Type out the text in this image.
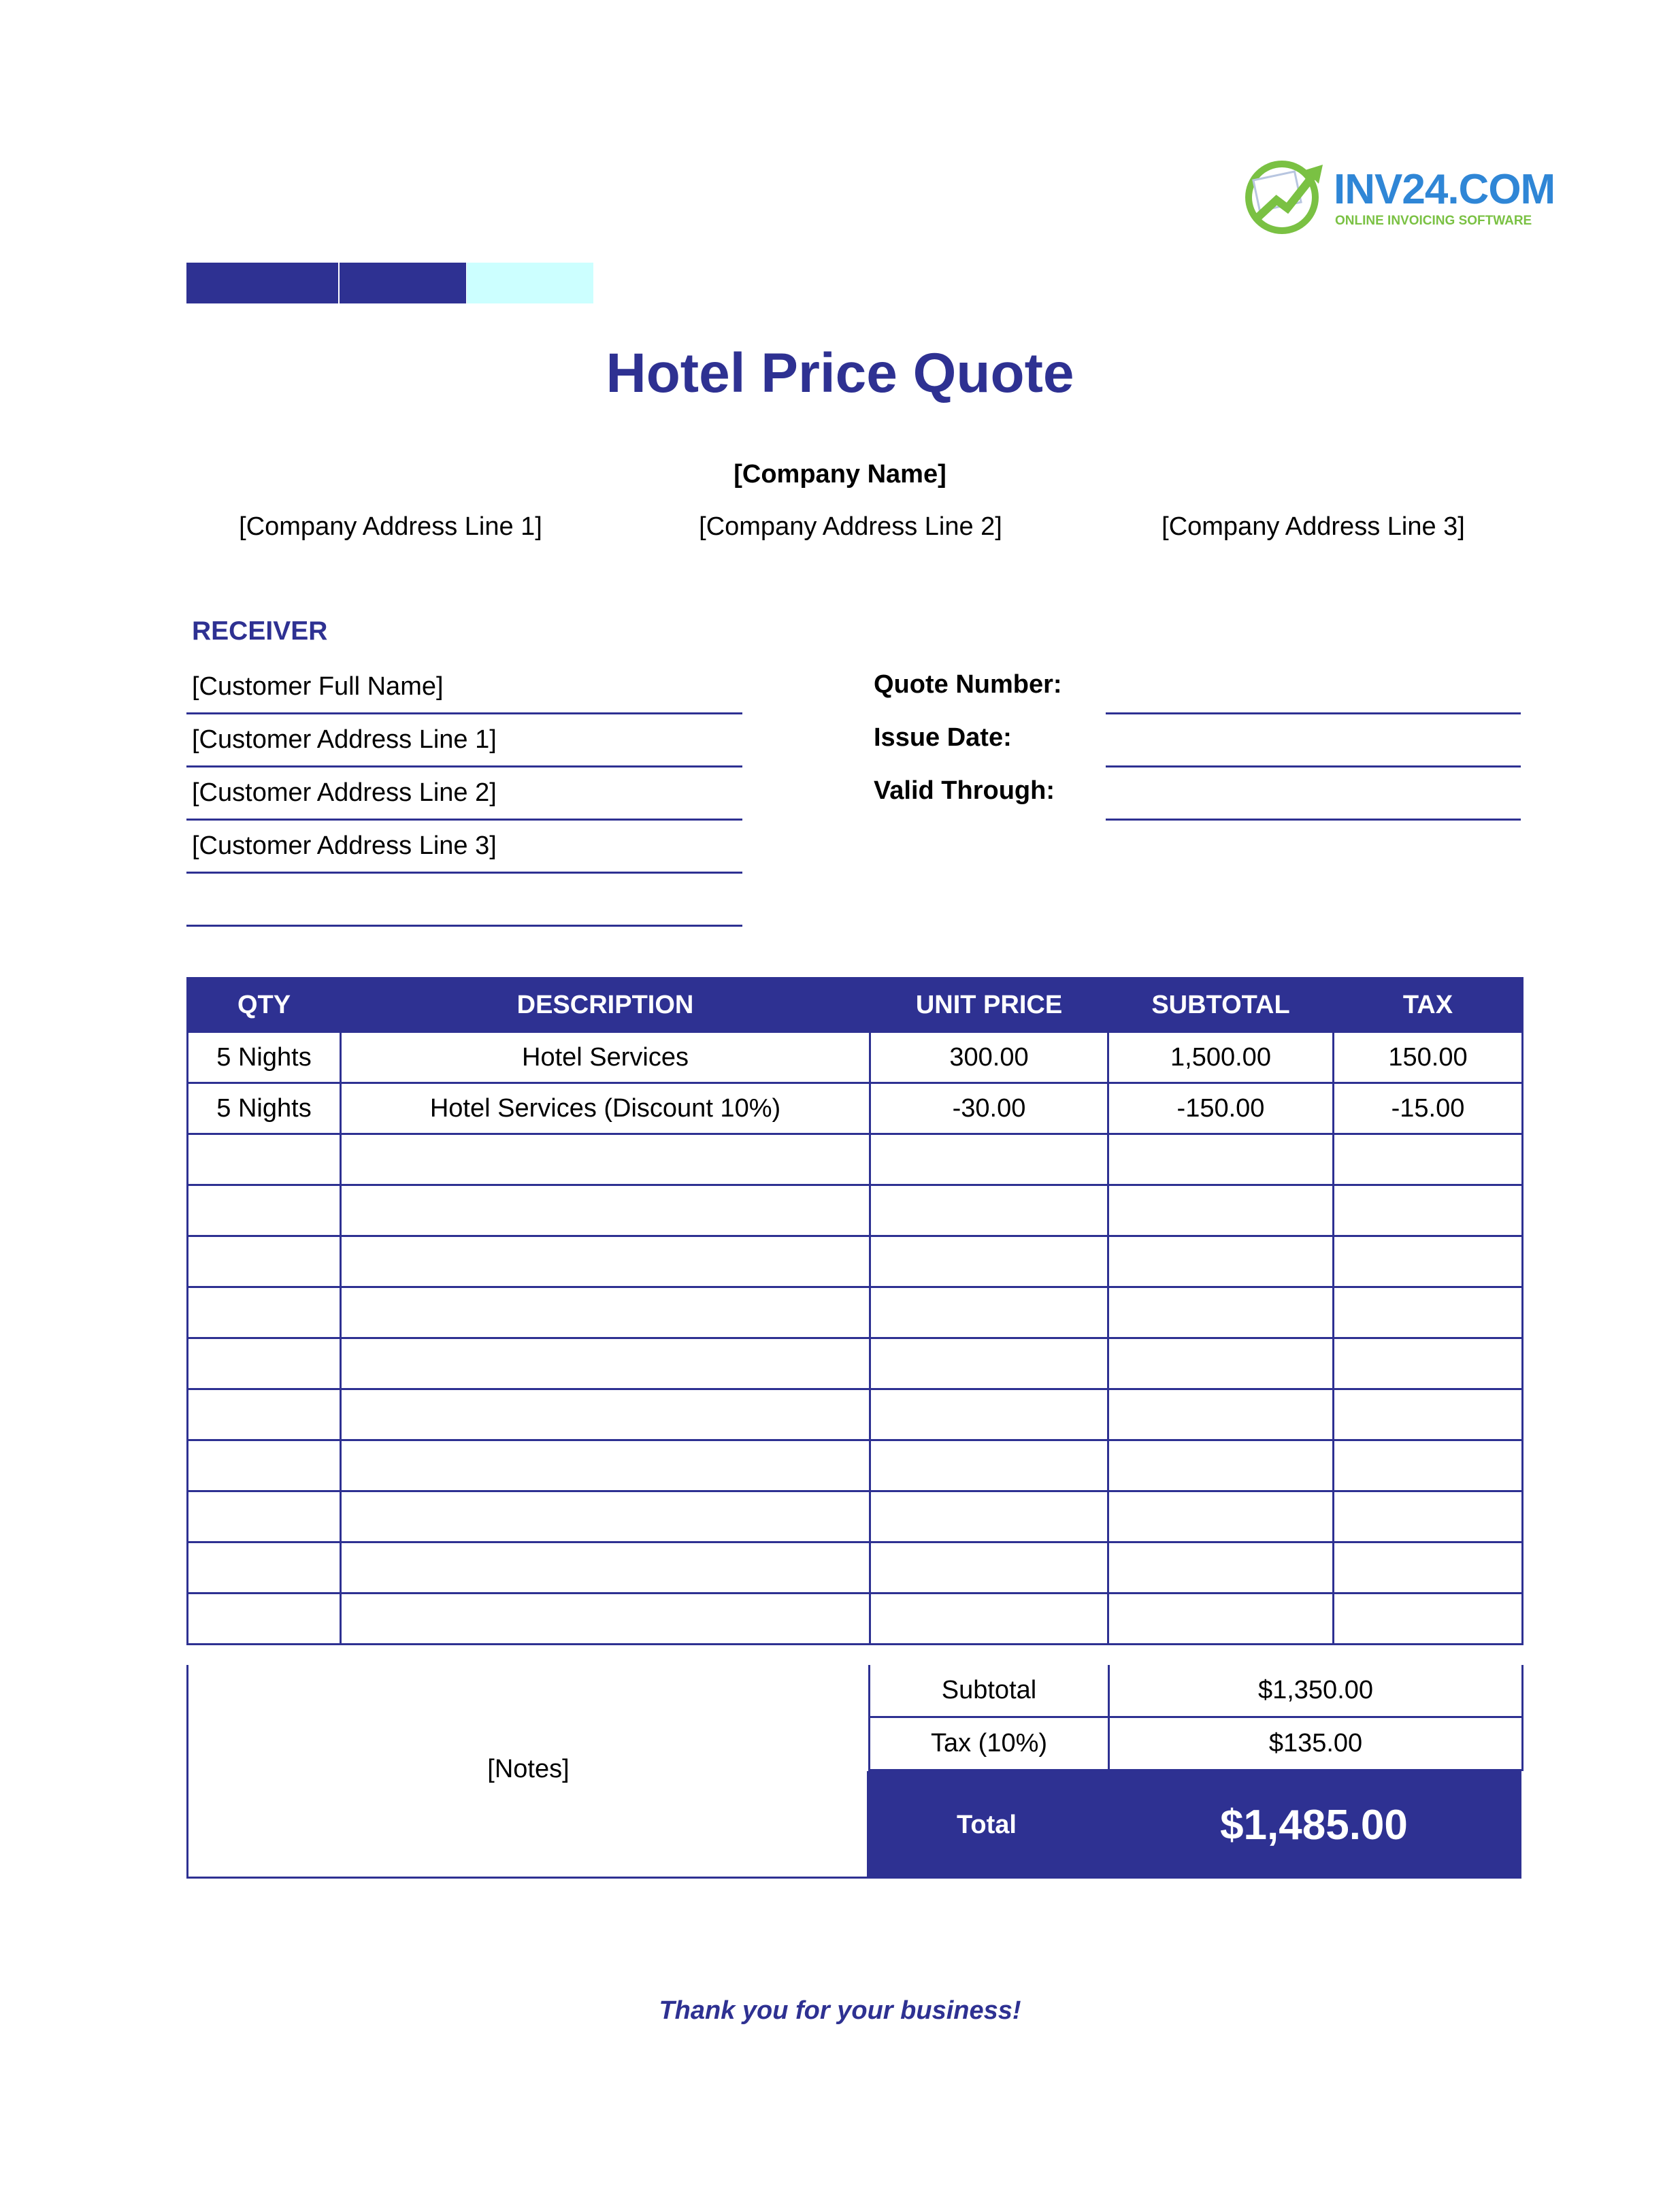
INV24.COM
ONLINE INVOICING SOFTWARE
Hotel Price Quote
[Company Name]
[Company Address Line 1]	[Company Address Line 2]	[Company Address Line 3]
RECEIVER
[Customer Full Name]
[Customer Address Line 1]
[Customer Address Line 2]
[Customer Address Line 3]
Quote Number:
Issue Date:
Valid Through:
QTY	DESCRIPTION	UNIT PRICE	SUBTOTAL	TAX
5 Nights	Hotel Services	300.00	1,500.00	150.00
5 Nights	Hotel Services (Discount 10%)	-30.00	-150.00	-15.00

[Notes]
Subtotal	$1,350.00
Tax (10%)	$135.00
Total	$1,485.00
Thank you for your business!
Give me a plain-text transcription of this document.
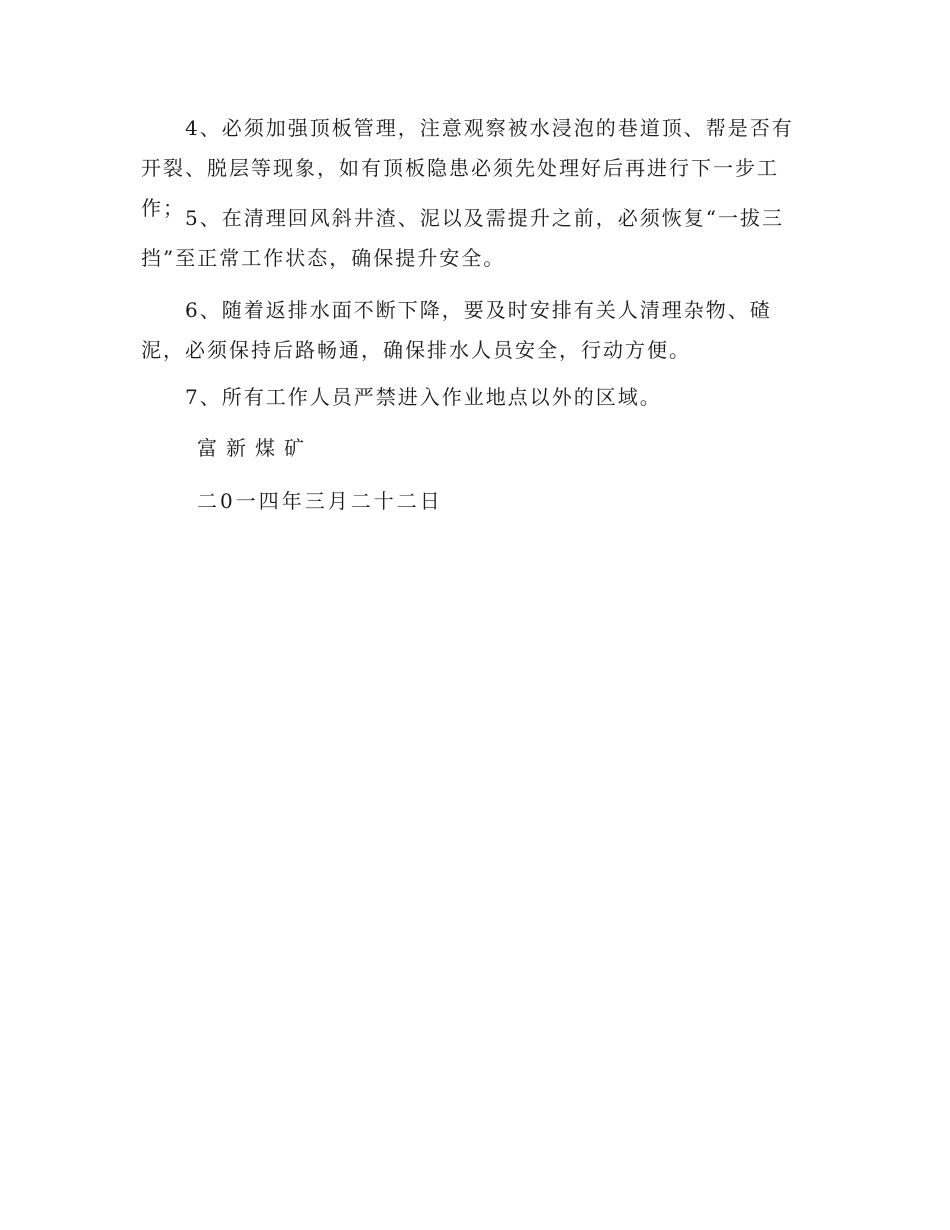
4、必须加强顶板管理，注意观察被水浸泡的巷道顶、帮是否有开裂、脱层等现象，如有顶板隐患必须先处理好后再进行下一步工作； 5、在清理回风斜井渣、泥以及需提升之前，必须恢复“一拔三挡”至正常工作状态，确保提升安全。

6、随着返排水面不断下降，要及时安排有关人清理杂物、碴泥，必须保持后路畅通，确保排水人员安全，行动方便。

7、所有工作人员严禁进入作业地点以外的区域。

富新煤矿

二0一四年三月二十二日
• • • • •
- **STATED EXERCISE**
Retype, without any picture, exactly the lines from the one with "Give me a plain-text" through the end of the entries, inclusive.

- **SOLUTION**
Give me a plain-text transcription of this document.
4、必须加强顶板管理，注意观察被水浸泡的巷道顶、帮是否有开裂、脱层等现象，如有顶板隐患必须先处理好后再进行下一步工作； 5、在清理回风斜井渣、泥以及需提升之前，必须恢复“一拔三挡”至正常工作状态，确保提升安全。

6、随着返排水面不断下降，要及时安排有关人清理杂物、碴泥，必须保持后路畅通，确保排水人员安全，行动方便。

7、所有工作人员严禁进入作业地点以外的区域。

富新煤矿

二0一四年三月二十二日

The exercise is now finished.